-- BEGIN ITEMS --
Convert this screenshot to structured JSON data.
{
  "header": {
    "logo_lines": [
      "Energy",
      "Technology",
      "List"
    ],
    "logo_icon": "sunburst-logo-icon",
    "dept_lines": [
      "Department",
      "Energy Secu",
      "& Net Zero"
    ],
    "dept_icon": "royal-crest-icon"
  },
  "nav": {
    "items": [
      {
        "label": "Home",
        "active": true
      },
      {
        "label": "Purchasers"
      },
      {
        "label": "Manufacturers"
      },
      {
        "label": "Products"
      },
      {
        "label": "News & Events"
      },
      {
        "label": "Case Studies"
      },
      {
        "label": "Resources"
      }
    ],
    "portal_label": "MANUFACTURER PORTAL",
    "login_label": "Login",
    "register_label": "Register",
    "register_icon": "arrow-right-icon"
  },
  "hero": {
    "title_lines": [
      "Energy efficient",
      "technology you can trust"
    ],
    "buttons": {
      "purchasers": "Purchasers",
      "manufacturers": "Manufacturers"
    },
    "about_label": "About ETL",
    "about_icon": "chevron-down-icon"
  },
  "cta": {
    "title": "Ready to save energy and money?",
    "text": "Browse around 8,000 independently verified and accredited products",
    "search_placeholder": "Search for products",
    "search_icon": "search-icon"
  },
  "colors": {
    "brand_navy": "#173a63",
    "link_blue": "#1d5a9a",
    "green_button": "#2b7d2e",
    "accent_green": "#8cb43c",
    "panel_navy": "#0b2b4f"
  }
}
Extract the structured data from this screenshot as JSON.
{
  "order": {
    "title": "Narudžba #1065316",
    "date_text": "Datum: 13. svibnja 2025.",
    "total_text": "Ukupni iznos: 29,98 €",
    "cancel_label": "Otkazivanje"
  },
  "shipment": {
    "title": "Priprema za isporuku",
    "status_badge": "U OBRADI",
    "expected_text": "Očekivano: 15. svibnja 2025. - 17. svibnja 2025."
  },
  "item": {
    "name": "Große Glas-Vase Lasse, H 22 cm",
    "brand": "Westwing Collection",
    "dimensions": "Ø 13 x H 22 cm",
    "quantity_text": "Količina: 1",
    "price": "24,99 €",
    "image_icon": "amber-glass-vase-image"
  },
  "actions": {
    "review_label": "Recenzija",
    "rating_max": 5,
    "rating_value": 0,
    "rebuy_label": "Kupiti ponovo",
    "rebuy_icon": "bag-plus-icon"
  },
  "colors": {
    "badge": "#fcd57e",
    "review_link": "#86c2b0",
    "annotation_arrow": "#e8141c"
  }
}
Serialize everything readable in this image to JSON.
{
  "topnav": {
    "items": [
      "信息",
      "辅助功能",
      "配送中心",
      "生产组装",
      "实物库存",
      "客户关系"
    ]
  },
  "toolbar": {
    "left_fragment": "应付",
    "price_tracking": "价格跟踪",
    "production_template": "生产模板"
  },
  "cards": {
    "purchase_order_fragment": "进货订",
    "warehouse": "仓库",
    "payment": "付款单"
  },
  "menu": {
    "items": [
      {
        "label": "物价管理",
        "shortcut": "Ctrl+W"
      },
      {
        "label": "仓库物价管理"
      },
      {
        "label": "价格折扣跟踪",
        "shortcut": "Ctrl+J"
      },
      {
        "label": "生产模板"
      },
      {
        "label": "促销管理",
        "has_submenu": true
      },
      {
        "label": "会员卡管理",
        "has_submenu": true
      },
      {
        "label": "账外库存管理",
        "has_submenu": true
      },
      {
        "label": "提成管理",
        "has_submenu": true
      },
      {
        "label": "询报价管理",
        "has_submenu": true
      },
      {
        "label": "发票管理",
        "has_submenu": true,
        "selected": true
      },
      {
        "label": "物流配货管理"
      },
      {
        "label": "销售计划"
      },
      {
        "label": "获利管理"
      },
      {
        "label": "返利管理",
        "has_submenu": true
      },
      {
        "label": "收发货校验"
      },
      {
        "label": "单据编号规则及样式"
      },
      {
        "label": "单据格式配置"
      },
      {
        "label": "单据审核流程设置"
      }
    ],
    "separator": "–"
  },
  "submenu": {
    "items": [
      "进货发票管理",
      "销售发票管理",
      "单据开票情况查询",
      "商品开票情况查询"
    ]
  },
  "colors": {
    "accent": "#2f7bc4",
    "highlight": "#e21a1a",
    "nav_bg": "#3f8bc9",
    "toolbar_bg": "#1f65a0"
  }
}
-- END ITEMS --
* PROMPT:
Search the data for "screenshot". Copy every matching line.

* OUTPUT FOR THIS EXERCISE:
Convert this screenshot to structured JSON data.
Extract the structured data from this screenshot as JSON.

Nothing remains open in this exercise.